__Information provided__

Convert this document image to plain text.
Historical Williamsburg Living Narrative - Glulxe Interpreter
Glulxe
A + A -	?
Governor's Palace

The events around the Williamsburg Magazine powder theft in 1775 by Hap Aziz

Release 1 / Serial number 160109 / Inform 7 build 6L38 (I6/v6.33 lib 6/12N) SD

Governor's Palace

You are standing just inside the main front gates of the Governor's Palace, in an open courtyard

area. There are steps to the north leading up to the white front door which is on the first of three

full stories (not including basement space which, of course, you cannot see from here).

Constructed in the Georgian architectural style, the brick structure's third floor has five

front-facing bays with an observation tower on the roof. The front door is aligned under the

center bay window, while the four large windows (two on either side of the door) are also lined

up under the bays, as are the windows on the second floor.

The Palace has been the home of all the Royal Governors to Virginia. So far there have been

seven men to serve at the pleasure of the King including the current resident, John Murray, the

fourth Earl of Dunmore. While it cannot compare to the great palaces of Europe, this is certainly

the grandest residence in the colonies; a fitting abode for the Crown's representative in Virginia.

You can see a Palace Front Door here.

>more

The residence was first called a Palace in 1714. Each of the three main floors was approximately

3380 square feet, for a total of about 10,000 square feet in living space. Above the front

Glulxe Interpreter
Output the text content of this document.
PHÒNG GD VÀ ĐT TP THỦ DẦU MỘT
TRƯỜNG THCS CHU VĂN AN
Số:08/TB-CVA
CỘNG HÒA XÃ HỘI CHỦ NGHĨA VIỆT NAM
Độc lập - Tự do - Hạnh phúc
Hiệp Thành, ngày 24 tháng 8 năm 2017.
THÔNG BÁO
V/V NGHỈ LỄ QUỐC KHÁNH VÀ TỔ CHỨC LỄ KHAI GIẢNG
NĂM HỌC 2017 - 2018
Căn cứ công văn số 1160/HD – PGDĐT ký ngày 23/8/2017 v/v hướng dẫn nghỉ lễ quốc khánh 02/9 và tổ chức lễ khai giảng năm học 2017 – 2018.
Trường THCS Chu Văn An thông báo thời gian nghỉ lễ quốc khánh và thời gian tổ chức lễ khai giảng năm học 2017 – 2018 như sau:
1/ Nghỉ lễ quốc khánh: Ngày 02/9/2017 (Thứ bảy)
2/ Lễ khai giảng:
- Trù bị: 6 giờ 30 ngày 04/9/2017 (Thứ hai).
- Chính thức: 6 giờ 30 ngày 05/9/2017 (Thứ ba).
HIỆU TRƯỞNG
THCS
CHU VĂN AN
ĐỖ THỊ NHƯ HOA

__Work to do__
Where a line in the material contains "THCS", copy that line.

__The solution__
TRƯỜNG THCS CHU VĂN AN
Trường THCS Chu Văn An thông báo thời gian nghỉ lễ quốc khánh và thời gian tổ chức lễ khai giảng năm học 2017 – 2018 như sau:
THCS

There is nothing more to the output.